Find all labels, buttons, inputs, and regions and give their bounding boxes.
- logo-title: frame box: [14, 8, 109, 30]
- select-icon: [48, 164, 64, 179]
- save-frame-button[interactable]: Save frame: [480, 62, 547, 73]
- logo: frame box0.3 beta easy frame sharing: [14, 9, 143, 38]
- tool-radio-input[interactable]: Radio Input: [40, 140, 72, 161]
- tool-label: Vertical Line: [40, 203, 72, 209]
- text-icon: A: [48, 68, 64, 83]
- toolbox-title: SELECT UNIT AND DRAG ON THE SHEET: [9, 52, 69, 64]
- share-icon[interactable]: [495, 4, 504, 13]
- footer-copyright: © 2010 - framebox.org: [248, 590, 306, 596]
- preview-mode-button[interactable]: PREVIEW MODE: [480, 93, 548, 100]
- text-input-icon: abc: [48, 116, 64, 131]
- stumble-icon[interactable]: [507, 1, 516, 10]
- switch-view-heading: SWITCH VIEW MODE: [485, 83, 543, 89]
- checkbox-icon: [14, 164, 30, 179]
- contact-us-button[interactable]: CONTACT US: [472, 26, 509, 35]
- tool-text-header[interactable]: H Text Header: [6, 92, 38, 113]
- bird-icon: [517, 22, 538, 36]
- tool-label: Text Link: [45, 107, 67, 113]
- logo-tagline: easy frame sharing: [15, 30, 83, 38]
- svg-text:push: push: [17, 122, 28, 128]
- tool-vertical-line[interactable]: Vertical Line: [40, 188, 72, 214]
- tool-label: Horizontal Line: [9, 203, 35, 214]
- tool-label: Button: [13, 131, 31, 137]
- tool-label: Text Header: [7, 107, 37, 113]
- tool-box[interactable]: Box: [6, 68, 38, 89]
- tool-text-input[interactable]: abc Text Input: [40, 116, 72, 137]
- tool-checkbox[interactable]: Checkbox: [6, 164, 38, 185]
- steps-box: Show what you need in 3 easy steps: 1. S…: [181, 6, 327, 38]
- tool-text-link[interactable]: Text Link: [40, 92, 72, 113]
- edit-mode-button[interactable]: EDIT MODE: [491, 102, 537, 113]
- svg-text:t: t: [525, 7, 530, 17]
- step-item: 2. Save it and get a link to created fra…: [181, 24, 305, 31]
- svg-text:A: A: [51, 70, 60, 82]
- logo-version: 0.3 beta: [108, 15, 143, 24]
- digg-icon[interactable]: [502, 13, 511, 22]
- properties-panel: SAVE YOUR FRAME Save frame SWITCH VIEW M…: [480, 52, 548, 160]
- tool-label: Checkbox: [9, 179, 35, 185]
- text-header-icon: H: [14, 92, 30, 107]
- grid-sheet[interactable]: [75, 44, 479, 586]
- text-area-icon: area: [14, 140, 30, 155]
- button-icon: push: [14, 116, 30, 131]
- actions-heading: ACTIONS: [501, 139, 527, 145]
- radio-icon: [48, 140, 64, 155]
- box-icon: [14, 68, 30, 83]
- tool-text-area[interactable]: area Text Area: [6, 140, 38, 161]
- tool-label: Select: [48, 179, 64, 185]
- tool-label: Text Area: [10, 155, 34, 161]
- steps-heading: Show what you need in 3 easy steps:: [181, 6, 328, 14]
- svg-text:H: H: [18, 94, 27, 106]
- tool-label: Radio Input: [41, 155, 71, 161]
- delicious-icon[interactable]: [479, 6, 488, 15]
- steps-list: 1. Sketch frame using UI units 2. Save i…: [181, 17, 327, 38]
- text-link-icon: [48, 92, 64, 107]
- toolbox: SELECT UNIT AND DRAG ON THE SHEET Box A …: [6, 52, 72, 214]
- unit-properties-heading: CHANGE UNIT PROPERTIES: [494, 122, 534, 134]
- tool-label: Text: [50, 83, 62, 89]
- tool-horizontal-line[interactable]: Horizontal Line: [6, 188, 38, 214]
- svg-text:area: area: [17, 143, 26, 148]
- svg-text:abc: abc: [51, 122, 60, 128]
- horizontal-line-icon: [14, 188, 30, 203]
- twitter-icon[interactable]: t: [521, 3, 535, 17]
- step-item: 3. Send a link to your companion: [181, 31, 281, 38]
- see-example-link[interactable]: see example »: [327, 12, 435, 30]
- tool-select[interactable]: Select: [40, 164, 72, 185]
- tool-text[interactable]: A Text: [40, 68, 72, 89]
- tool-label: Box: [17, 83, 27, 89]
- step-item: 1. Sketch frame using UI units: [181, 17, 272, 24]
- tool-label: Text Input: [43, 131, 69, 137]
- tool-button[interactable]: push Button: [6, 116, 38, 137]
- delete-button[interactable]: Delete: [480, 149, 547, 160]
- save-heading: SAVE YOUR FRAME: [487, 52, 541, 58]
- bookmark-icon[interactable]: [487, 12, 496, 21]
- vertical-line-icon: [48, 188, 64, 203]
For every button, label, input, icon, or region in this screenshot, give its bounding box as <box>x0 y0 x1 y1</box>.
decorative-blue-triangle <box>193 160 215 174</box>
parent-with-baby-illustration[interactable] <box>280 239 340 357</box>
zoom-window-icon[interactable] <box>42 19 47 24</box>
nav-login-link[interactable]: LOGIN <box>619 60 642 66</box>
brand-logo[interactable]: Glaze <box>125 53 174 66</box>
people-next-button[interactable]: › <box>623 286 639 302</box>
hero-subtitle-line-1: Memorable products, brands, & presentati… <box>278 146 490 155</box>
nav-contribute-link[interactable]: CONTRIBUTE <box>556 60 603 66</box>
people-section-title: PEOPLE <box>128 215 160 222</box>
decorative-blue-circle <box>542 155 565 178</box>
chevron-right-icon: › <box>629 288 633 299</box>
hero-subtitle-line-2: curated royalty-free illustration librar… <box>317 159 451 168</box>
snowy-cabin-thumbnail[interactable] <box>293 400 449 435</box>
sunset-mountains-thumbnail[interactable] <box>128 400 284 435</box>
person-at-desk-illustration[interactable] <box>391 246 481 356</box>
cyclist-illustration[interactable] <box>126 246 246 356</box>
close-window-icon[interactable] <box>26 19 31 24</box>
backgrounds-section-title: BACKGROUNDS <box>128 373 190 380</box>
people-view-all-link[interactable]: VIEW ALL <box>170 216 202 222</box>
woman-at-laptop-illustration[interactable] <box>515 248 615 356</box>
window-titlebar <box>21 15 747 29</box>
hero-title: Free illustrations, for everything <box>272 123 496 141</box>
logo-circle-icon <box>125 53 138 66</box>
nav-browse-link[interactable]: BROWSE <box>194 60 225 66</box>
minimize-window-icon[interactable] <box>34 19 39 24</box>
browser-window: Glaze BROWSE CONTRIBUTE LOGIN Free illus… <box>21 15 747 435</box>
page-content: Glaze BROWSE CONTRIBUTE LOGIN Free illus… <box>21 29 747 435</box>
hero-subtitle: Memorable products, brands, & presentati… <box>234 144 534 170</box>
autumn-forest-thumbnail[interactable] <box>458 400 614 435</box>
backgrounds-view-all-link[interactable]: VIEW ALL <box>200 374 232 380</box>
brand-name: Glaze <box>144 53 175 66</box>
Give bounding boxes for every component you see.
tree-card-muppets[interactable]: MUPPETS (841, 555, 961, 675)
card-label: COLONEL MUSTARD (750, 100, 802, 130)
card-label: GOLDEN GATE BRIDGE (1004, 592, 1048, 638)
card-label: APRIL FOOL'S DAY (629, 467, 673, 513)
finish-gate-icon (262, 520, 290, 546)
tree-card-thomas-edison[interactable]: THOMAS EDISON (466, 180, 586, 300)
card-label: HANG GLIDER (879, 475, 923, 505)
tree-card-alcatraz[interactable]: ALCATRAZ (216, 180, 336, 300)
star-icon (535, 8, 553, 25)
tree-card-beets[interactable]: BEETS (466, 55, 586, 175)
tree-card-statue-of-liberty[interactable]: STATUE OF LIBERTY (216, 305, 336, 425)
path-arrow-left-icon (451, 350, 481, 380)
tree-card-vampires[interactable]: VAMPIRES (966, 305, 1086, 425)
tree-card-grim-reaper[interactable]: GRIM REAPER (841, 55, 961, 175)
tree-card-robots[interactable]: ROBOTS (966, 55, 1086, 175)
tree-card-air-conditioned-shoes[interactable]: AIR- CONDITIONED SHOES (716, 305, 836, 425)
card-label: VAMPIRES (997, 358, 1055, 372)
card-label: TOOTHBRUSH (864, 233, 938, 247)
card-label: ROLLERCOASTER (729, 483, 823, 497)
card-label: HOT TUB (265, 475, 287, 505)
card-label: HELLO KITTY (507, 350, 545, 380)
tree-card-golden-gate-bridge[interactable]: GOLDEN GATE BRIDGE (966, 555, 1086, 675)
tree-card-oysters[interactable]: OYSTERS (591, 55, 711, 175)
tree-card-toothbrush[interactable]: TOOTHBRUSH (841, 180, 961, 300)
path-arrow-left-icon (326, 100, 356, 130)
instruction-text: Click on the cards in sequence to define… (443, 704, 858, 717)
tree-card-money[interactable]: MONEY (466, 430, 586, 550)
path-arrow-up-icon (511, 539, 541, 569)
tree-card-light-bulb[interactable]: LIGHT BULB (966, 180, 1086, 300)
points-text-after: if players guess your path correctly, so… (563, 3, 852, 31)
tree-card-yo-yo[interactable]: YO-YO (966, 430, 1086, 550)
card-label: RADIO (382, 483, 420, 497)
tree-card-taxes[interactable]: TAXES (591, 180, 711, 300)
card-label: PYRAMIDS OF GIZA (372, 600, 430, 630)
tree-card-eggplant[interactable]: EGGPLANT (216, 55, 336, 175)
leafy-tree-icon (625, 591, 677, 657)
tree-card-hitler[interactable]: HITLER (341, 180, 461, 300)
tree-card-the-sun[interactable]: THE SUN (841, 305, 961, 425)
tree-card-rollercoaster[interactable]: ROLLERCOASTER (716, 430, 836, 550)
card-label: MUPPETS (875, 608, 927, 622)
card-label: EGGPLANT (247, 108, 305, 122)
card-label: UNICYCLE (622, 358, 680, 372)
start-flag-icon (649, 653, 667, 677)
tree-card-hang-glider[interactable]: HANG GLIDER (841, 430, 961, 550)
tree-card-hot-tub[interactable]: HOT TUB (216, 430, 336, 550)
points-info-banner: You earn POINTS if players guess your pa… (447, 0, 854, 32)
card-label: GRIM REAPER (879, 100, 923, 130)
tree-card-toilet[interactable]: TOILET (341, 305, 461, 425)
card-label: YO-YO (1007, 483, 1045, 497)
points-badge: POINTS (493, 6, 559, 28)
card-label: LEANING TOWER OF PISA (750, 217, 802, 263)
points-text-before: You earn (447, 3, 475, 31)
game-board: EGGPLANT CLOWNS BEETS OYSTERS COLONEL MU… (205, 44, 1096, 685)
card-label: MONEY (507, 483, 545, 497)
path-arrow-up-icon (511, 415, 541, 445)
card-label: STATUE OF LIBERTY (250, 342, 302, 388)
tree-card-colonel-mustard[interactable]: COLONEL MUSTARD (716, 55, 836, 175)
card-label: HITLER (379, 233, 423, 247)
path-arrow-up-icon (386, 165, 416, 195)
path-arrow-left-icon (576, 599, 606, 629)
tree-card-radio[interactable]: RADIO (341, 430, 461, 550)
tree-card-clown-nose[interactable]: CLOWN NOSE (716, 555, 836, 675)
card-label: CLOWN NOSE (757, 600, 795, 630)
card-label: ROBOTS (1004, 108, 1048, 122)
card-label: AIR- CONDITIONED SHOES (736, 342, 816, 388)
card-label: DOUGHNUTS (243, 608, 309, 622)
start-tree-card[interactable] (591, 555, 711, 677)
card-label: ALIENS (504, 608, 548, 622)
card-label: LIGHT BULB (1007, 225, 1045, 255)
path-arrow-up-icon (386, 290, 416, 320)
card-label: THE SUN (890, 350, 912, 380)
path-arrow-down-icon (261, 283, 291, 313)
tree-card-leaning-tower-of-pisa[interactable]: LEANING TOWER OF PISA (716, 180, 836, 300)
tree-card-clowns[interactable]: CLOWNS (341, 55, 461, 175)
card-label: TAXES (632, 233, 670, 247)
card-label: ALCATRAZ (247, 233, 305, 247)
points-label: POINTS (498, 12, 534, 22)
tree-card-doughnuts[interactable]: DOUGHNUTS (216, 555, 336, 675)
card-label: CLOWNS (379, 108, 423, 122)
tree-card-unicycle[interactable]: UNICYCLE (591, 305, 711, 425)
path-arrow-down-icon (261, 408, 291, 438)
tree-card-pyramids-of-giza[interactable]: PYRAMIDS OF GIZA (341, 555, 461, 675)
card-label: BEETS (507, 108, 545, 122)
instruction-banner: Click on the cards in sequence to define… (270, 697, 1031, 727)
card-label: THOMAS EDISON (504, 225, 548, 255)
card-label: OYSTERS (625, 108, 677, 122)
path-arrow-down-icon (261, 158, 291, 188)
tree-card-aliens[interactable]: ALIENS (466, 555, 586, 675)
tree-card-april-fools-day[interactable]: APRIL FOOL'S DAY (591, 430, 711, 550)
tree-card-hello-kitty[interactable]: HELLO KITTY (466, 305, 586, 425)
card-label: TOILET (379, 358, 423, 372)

■ **WHAT YOU WILL DO**
Change "Radio Input" to "Radio Button" in the lines above, starting at the first line and ending at the line that contains "- toolbox-title: SELECT". Give back only those lines, with nothing else altered.

■ **FINISHED TASK**
Find all labels, buttons, inputs, and regions and give their bounding boxes.
- logo-title: frame box: [14, 8, 109, 30]
- select-icon: [48, 164, 64, 179]
- save-frame-button[interactable]: Save frame: [480, 62, 547, 73]
- logo: frame box0.3 beta easy frame sharing: [14, 9, 143, 38]
- tool-radio-input[interactable]: Radio Button: [40, 140, 72, 161]
- tool-label: Vertical Line: [40, 203, 72, 209]
- text-icon: A: [48, 68, 64, 83]
- toolbox-title: SELECT UNIT AND DRAG ON THE SHEET: [9, 52, 69, 64]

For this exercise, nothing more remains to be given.